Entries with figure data
***

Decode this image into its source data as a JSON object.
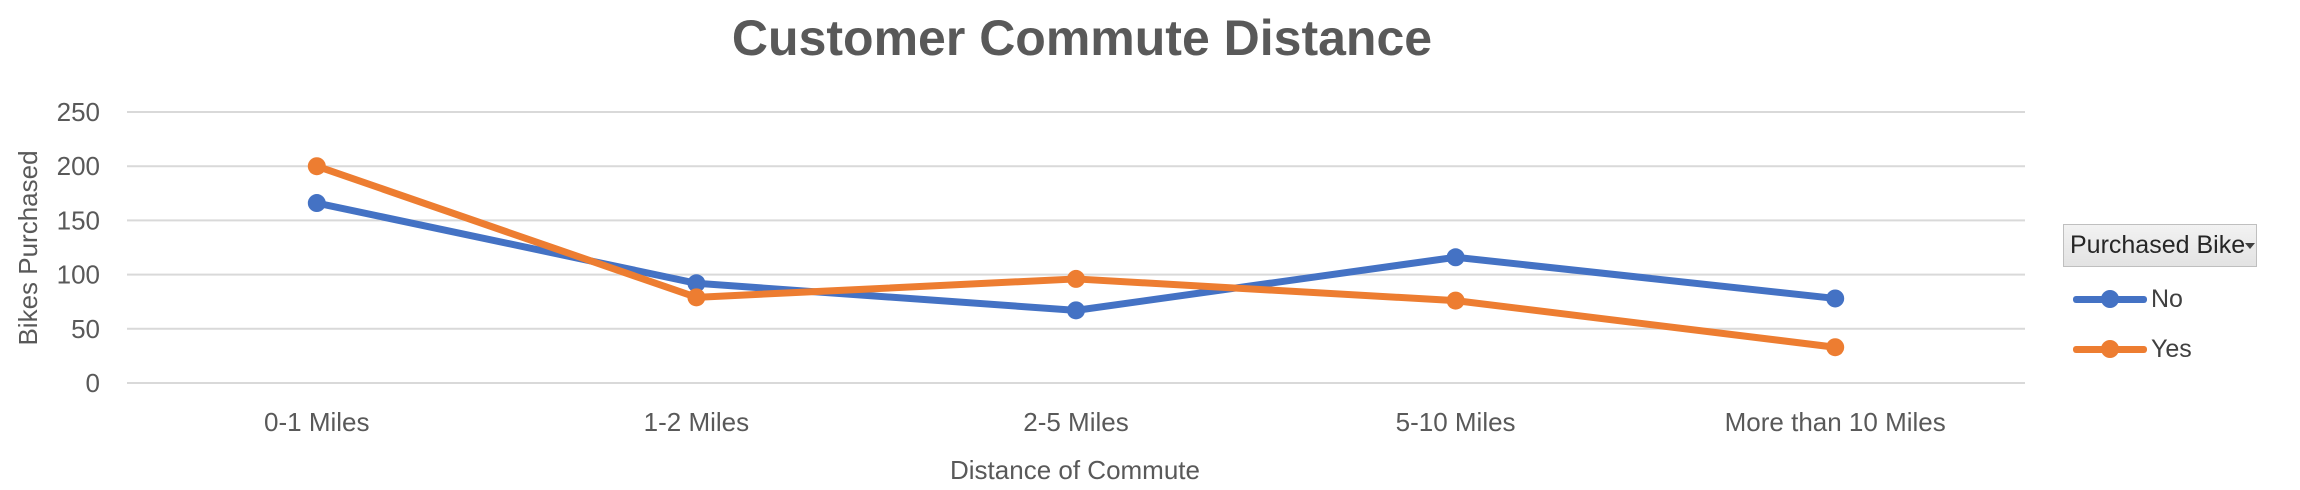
{
  "chart_data": {
    "type": "line",
    "title": "Customer Commute Distance",
    "xlabel": "Distance of Commute",
    "ylabel": "Bikes Purchased",
    "categories": [
      "0-1 Miles",
      "1-2 Miles",
      "2-5 Miles",
      "5-10 Miles",
      "More than 10 Miles"
    ],
    "ylim": [
      0,
      250
    ],
    "yticks": [
      0,
      50,
      100,
      150,
      200,
      250
    ],
    "grid": true,
    "legend_position": "right",
    "legend_title": "Purchased Bike",
    "series": [
      {
        "name": "No",
        "color": "#4472C4",
        "values": [
          166,
          92,
          67,
          116,
          78
        ]
      },
      {
        "name": "Yes",
        "color": "#ED7D31",
        "values": [
          200,
          79,
          96,
          76,
          33
        ]
      }
    ]
  },
  "icons": {
    "legend_dropdown": "chevron-down-icon"
  }
}
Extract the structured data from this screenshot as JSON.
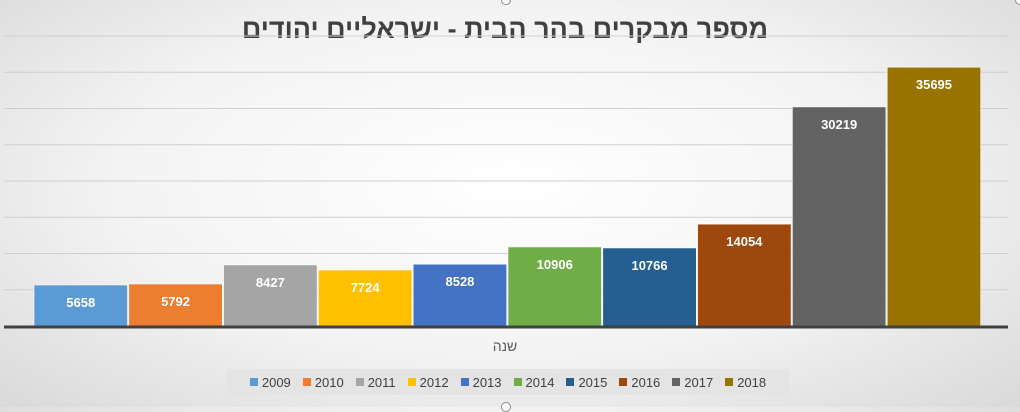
{
  "chart_data": {
    "type": "bar",
    "title": "מספר מבקרים בהר הבית - ישראליים יהודים",
    "xlabel": "שנה",
    "ylabel": "",
    "ylim": [
      0,
      40000
    ],
    "gridlines": true,
    "legend_position": "bottom",
    "data_labels": true,
    "series": [
      {
        "name": "2009",
        "value": 5658,
        "color": "#5b9bd5"
      },
      {
        "name": "2010",
        "value": 5792,
        "color": "#ed7d31"
      },
      {
        "name": "2011",
        "value": 8427,
        "color": "#a5a5a5"
      },
      {
        "name": "2012",
        "value": 7724,
        "color": "#ffc000"
      },
      {
        "name": "2013",
        "value": 8528,
        "color": "#4472c4"
      },
      {
        "name": "2014",
        "value": 10906,
        "color": "#70ad47"
      },
      {
        "name": "2015",
        "value": 10766,
        "color": "#255e91"
      },
      {
        "name": "2016",
        "value": 14054,
        "color": "#9e480e"
      },
      {
        "name": "2017",
        "value": 30219,
        "color": "#636363"
      },
      {
        "name": "2018",
        "value": 35695,
        "color": "#997300"
      }
    ]
  }
}
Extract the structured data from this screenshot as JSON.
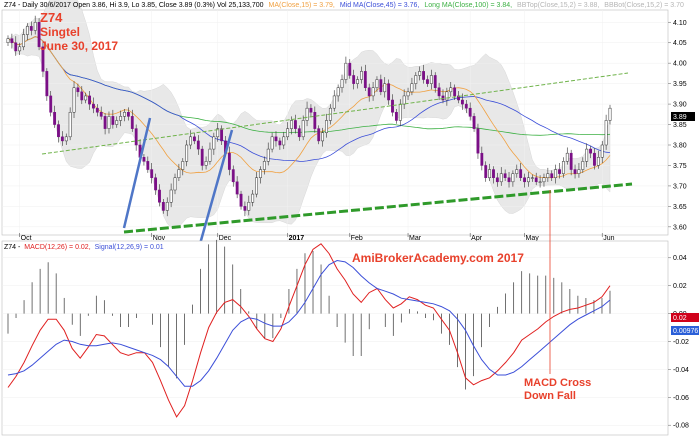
{
  "header": {
    "main_text": "Z74 - Daily 30/6/2017 Open 3.86, Hi 3.9, Lo 3.85, Close 3.89 (0.3%) Vol 25,133,700",
    "ma_short": "MA(Close,15) = 3.79,",
    "ma_mid": "Mid MA(Close,45) = 3.76,",
    "ma_long": "Long MA(Close,100) = 3.84,",
    "bbt": "BBTop(Close,15,2) = 3.88,",
    "bbb": "BBBot(Close,15,2) = 3.70"
  },
  "annotations": {
    "ticker": "Z74",
    "company": "Singtel",
    "date": "June 30, 2017",
    "watermark": "AmiBrokerAcademy.com  2017",
    "macd_note_1": "MACD Cross",
    "macd_note_2": "Down Fall"
  },
  "macd_header": {
    "ticker": "Z74 -",
    "macd": "MACD(12,26) = 0.02,",
    "signal": "Signal(12,26,9) = 0.01"
  },
  "colors": {
    "up": "#ffffff",
    "down": "#7a0f86",
    "ma_short": "#f0a040",
    "ma_mid": "#3c4fd8",
    "ma_long": "#3cb043",
    "macd": "#3c4fd8",
    "signal": "#e02020",
    "price_badge": "#000000",
    "macd_badge": "#d0021b",
    "signal_badge": "#2a5fd8"
  },
  "badges": {
    "price": "3.89",
    "macd": "0.02",
    "signal": "0.00976"
  },
  "chart_data": [
    {
      "type": "candlestick",
      "title": "Z74 - Daily 30/6/2017",
      "x_ticks": [
        "Oct",
        "Nov",
        "Dec",
        "2017",
        "Feb",
        "Mar",
        "Apr",
        "May",
        "Jun"
      ],
      "y_ticks": [
        3.6,
        3.65,
        3.7,
        3.75,
        3.8,
        3.85,
        3.9,
        3.95,
        4.0,
        4.05,
        4.1
      ],
      "y_tick_labels": [
        "3.60",
        "3.65",
        "3.70",
        "3.75",
        "3.80",
        "3.85",
        "3.90",
        "3.95",
        "4.00",
        "4.05",
        "4.10"
      ],
      "ylim": [
        3.58,
        4.13
      ],
      "indicators": [
        "MA(Close,15)",
        "Mid MA(Close,45)",
        "Long MA(Close,100)",
        "BBTop(Close,15,2)",
        "BBBot(Close,15,2)"
      ],
      "last": {
        "date": "30/6/2017",
        "open": 3.86,
        "high": 3.9,
        "low": 3.85,
        "close": 3.89,
        "change_pct": 0.3,
        "volume": 25133700
      },
      "closes": [
        4.06,
        4.05,
        4.03,
        4.04,
        4.07,
        4.09,
        4.08,
        4.1,
        4.04,
        3.98,
        3.92,
        3.88,
        3.85,
        3.82,
        3.81,
        3.82,
        3.88,
        3.94,
        3.93,
        3.91,
        3.92,
        3.9,
        3.89,
        3.88,
        3.87,
        3.84,
        3.87,
        3.85,
        3.86,
        3.87,
        3.88,
        3.87,
        3.84,
        3.8,
        3.77,
        3.76,
        3.74,
        3.72,
        3.69,
        3.66,
        3.64,
        3.66,
        3.69,
        3.72,
        3.74,
        3.76,
        3.8,
        3.82,
        3.81,
        3.79,
        3.75,
        3.76,
        3.79,
        3.82,
        3.84,
        3.81,
        3.78,
        3.74,
        3.71,
        3.68,
        3.65,
        3.64,
        3.66,
        3.68,
        3.72,
        3.74,
        3.76,
        3.79,
        3.82,
        3.81,
        3.8,
        3.82,
        3.84,
        3.86,
        3.84,
        3.82,
        3.86,
        3.89,
        3.88,
        3.84,
        3.81,
        3.83,
        3.86,
        3.89,
        3.92,
        3.94,
        3.96,
        4.0,
        3.97,
        3.95,
        3.96,
        3.98,
        3.94,
        3.92,
        3.94,
        3.96,
        3.93,
        3.95,
        3.91,
        3.88,
        3.86,
        3.9,
        3.92,
        3.93,
        3.95,
        3.97,
        3.98,
        3.96,
        3.95,
        3.97,
        3.94,
        3.92,
        3.91,
        3.93,
        3.94,
        3.92,
        3.91,
        3.9,
        3.89,
        3.87,
        3.84,
        3.78,
        3.75,
        3.72,
        3.74,
        3.72,
        3.71,
        3.73,
        3.72,
        3.71,
        3.73,
        3.74,
        3.72,
        3.71,
        3.72,
        3.72,
        3.71,
        3.71,
        3.72,
        3.73,
        3.72,
        3.74,
        3.73,
        3.76,
        3.78,
        3.74,
        3.73,
        3.74,
        3.76,
        3.79,
        3.78,
        3.75,
        3.77,
        3.8,
        3.86,
        3.89
      ]
    },
    {
      "type": "line",
      "title": "MACD(12,26), Signal(12,26,9)",
      "y_ticks": [
        -0.08,
        -0.06,
        -0.04,
        -0.02,
        0.0,
        0.02,
        0.04
      ],
      "y_tick_labels": [
        "-0.08",
        "-0.06",
        "-0.04",
        "-0.02",
        "0.00",
        "0.02",
        "0.04"
      ],
      "ylim": [
        -0.087,
        0.052
      ],
      "series": [
        {
          "name": "MACD(12,26)",
          "values": [
            -0.053,
            -0.045,
            -0.035,
            -0.023,
            -0.012,
            -0.004,
            -0.004,
            -0.012,
            -0.025,
            -0.032,
            -0.024,
            -0.015,
            -0.016,
            -0.022,
            -0.028,
            -0.03,
            -0.028,
            -0.028,
            -0.035,
            -0.048,
            -0.062,
            -0.074,
            -0.066,
            -0.048,
            -0.028,
            -0.01,
            0.001,
            0.008,
            0.01,
            0.005,
            -0.002,
            -0.011,
            -0.018,
            -0.02,
            -0.011,
            0.005,
            0.02,
            0.035,
            0.046,
            0.05,
            0.043,
            0.032,
            0.024,
            0.014,
            0.008,
            0.015,
            0.018,
            0.01,
            0.004,
            0.007,
            0.012,
            0.01,
            0.006,
            0.004,
            -0.004,
            -0.012,
            -0.028,
            -0.046,
            -0.051,
            -0.048,
            -0.046,
            -0.041,
            -0.035,
            -0.028,
            -0.019,
            -0.015,
            -0.011,
            -0.006,
            -0.002,
            0.001,
            0.003,
            0.004,
            0.006,
            0.008,
            0.012,
            0.02
          ]
        },
        {
          "name": "Signal(12,26,9)",
          "values": [
            -0.044,
            -0.043,
            -0.041,
            -0.037,
            -0.032,
            -0.027,
            -0.022,
            -0.019,
            -0.02,
            -0.022,
            -0.023,
            -0.023,
            -0.022,
            -0.021,
            -0.022,
            -0.024,
            -0.026,
            -0.028,
            -0.03,
            -0.033,
            -0.038,
            -0.045,
            -0.052,
            -0.052,
            -0.048,
            -0.041,
            -0.032,
            -0.022,
            -0.012,
            -0.006,
            -0.003,
            -0.004,
            -0.007,
            -0.009,
            -0.009,
            -0.006,
            0.0,
            0.008,
            0.018,
            0.028,
            0.035,
            0.038,
            0.037,
            0.033,
            0.027,
            0.022,
            0.018,
            0.016,
            0.014,
            0.011,
            0.01,
            0.009,
            0.008,
            0.007,
            0.005,
            0.002,
            -0.004,
            -0.012,
            -0.023,
            -0.033,
            -0.04,
            -0.044,
            -0.044,
            -0.042,
            -0.038,
            -0.033,
            -0.028,
            -0.023,
            -0.018,
            -0.013,
            -0.008,
            -0.004,
            -0.001,
            0.002,
            0.005,
            0.00976
          ]
        }
      ]
    }
  ]
}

***

**TASK DIRECTIONS**
Return a copy of every line that includes the word "Commute".

**OUTPUT OF THE TASK**
    "title": "Customer Commute Distance",
    "xlabel": "Distance of Commute",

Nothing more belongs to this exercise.